• The problem
Give the entries again, word for word.

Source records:
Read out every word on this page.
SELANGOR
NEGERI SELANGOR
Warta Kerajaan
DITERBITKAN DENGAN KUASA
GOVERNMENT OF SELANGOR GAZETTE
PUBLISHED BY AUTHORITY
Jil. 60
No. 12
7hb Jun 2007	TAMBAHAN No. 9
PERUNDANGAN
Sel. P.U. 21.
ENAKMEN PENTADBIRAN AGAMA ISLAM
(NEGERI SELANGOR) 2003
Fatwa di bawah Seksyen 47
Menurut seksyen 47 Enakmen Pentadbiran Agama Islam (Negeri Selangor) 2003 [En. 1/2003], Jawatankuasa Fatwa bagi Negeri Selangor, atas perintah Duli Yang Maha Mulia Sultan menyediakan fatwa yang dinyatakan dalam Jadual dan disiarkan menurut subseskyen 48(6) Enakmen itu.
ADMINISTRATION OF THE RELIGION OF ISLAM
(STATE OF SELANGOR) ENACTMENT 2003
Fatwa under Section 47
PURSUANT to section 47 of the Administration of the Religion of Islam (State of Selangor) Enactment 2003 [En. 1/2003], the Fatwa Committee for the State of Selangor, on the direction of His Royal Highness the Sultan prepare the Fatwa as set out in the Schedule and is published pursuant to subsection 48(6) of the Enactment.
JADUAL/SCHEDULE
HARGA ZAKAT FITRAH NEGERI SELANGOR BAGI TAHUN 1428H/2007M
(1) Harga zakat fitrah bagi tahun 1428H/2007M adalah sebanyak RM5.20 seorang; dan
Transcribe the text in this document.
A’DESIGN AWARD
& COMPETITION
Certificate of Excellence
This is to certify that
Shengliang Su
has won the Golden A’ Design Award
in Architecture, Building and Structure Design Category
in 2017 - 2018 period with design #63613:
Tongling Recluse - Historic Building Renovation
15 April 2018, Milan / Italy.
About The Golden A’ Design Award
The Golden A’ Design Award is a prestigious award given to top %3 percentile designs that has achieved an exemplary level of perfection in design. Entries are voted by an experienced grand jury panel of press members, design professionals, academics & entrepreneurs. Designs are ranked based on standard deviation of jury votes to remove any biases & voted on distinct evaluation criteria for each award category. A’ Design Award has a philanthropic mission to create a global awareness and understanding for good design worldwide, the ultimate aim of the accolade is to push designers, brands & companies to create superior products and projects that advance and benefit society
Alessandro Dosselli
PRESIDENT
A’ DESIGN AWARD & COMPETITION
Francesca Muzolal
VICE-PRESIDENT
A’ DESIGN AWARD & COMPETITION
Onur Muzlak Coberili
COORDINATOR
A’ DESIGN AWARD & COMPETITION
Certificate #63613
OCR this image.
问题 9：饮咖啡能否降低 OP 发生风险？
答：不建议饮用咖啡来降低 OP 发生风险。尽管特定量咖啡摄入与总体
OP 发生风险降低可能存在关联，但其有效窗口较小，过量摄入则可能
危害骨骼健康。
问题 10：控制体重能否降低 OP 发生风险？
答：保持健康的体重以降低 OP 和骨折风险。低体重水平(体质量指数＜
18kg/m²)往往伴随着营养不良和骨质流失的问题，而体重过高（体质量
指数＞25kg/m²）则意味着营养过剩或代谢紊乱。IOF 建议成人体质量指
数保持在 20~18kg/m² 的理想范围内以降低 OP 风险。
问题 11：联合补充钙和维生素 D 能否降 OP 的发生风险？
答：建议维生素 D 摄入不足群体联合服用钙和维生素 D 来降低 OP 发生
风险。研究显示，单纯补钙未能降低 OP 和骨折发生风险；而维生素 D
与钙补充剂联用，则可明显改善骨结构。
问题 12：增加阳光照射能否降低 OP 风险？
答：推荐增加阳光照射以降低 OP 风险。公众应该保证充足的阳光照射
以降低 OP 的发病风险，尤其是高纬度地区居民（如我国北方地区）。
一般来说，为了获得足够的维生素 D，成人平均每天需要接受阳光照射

• Full solution
Read out every word on this page.
SELANGOR
NEGERI SELANGOR
Warta Kerajaan
DITERBITKAN DENGAN KUASA
GOVERNMENT OF SELANGOR GAZETTE
PUBLISHED BY AUTHORITY
Jil. 60
No. 12
7hb Jun 2007	TAMBAHAN No. 9
PERUNDANGAN
Sel. P.U. 21.
ENAKMEN PENTADBIRAN AGAMA ISLAM
(NEGERI SELANGOR) 2003
Fatwa di bawah Seksyen 47
Menurut seksyen 47 Enakmen Pentadbiran Agama Islam (Negeri Selangor) 2003 [En. 1/2003], Jawatankuasa Fatwa bagi Negeri Selangor, atas perintah Duli Yang Maha Mulia Sultan menyediakan fatwa yang dinyatakan dalam Jadual dan disiarkan menurut subseskyen 48(6) Enakmen itu.
ADMINISTRATION OF THE RELIGION OF ISLAM
(STATE OF SELANGOR) ENACTMENT 2003
Fatwa under Section 47
PURSUANT to section 47 of the Administration of the Religion of Islam (State of Selangor) Enactment 2003 [En. 1/2003], the Fatwa Committee for the State of Selangor, on the direction of His Royal Highness the Sultan prepare the Fatwa as set out in the Schedule and is published pursuant to subsection 48(6) of the Enactment.
JADUAL/SCHEDULE
HARGA ZAKAT FITRAH NEGERI SELANGOR BAGI TAHUN 1428H/2007M
(1) Harga zakat fitrah bagi tahun 1428H/2007M adalah sebanyak RM5.20 seorang; dan
Transcribe the text in this document.
A’DESIGN AWARD
& COMPETITION
Certificate of Excellence
This is to certify that
Shengliang Su
has won the Golden A’ Design Award
in Architecture, Building and Structure Design Category
in 2017 - 2018 period with design #63613:
Tongling Recluse - Historic Building Renovation
15 April 2018, Milan / Italy.
About The Golden A’ Design Award
The Golden A’ Design Award is a prestigious award given to top %3 percentile designs that has achieved an exemplary level of perfection in design. Entries are voted by an experienced grand jury panel of press members, design professionals, academics & entrepreneurs. Designs are ranked based on standard deviation of jury votes to remove any biases & voted on distinct evaluation criteria for each award category. A’ Design Award has a philanthropic mission to create a global awareness and understanding for good design worldwide, the ultimate aim of the accolade is to push designers, brands & companies to create superior products and projects that advance and benefit society
Alessandro Dosselli
PRESIDENT
A’ DESIGN AWARD & COMPETITION
Francesca Muzolal
VICE-PRESIDENT
A’ DESIGN AWARD & COMPETITION
Onur Muzlak Coberili
COORDINATOR
A’ DESIGN AWARD & COMPETITION
Certificate #63613
OCR this image.
问题 9：饮咖啡能否降低 OP 发生风险？
答：不建议饮用咖啡来降低 OP 发生风险。尽管特定量咖啡摄入与总体
OP 发生风险降低可能存在关联，但其有效窗口较小，过量摄入则可能
危害骨骼健康。
问题 10：控制体重能否降低 OP 发生风险？
答：保持健康的体重以降低 OP 和骨折风险。低体重水平(体质量指数＜
18kg/m²)往往伴随着营养不良和骨质流失的问题，而体重过高（体质量
指数＞25kg/m²）则意味着营养过剩或代谢紊乱。IOF 建议成人体质量指
数保持在 20~18kg/m² 的理想范围内以降低 OP 风险。
问题 11：联合补充钙和维生素 D 能否降 OP 的发生风险？
答：建议维生素 D 摄入不足群体联合服用钙和维生素 D 来降低 OP 发生
风险。研究显示，单纯补钙未能降低 OP 和骨折发生风险；而维生素 D
与钙补充剂联用，则可明显改善骨结构。
问题 12：增加阳光照射能否降低 OP 风险？
答：推荐增加阳光照射以降低 OP 风险。公众应该保证充足的阳光照射
以降低 OP 的发病风险，尤其是高纬度地区居民（如我国北方地区）。
一般来说，为了获得足够的维生素 D，成人平均每天需要接受阳光照射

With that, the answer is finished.